● Recorded data:

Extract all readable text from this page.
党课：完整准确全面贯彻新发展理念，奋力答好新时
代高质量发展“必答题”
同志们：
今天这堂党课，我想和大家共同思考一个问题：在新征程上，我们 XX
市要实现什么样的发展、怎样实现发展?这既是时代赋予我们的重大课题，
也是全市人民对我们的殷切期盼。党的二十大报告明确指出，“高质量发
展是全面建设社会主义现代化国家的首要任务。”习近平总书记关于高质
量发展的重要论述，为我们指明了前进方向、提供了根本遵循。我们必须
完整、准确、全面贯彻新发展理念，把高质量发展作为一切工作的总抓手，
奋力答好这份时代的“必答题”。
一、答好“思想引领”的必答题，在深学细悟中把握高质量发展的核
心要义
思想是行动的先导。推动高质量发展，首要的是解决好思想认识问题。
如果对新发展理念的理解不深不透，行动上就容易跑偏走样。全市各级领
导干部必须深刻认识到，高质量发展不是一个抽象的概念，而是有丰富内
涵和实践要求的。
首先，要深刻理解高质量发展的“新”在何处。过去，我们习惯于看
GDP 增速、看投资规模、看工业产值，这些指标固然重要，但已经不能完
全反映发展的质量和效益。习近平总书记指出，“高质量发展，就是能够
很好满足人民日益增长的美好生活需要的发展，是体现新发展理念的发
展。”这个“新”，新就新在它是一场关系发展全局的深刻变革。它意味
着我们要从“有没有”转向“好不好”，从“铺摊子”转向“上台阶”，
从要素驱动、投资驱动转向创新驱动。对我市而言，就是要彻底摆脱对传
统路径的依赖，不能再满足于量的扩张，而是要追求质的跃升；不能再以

● What is expected: The records above should be returned exactly.

● Result for this task:
Extract all readable text from this page.
党课：完整准确全面贯彻新发展理念，奋力答好新时
代高质量发展“必答题”
同志们：
今天这堂党课，我想和大家共同思考一个问题：在新征程上，我们 XX
市要实现什么样的发展、怎样实现发展?这既是时代赋予我们的重大课题，
也是全市人民对我们的殷切期盼。党的二十大报告明确指出，“高质量发
展是全面建设社会主义现代化国家的首要任务。”习近平总书记关于高质
量发展的重要论述，为我们指明了前进方向、提供了根本遵循。我们必须
完整、准确、全面贯彻新发展理念，把高质量发展作为一切工作的总抓手，
奋力答好这份时代的“必答题”。
一、答好“思想引领”的必答题，在深学细悟中把握高质量发展的核
心要义
思想是行动的先导。推动高质量发展，首要的是解决好思想认识问题。
如果对新发展理念的理解不深不透，行动上就容易跑偏走样。全市各级领
导干部必须深刻认识到，高质量发展不是一个抽象的概念，而是有丰富内
涵和实践要求的。
首先，要深刻理解高质量发展的“新”在何处。过去，我们习惯于看
GDP 增速、看投资规模、看工业产值，这些指标固然重要，但已经不能完
全反映发展的质量和效益。习近平总书记指出，“高质量发展，就是能够
很好满足人民日益增长的美好生活需要的发展，是体现新发展理念的发
展。”这个“新”，新就新在它是一场关系发展全局的深刻变革。它意味
着我们要从“有没有”转向“好不好”，从“铺摊子”转向“上台阶”，
从要素驱动、投资驱动转向创新驱动。对我市而言，就是要彻底摆脱对传
统路径的依赖，不能再满足于量的扩张，而是要追求质的跃升；不能再以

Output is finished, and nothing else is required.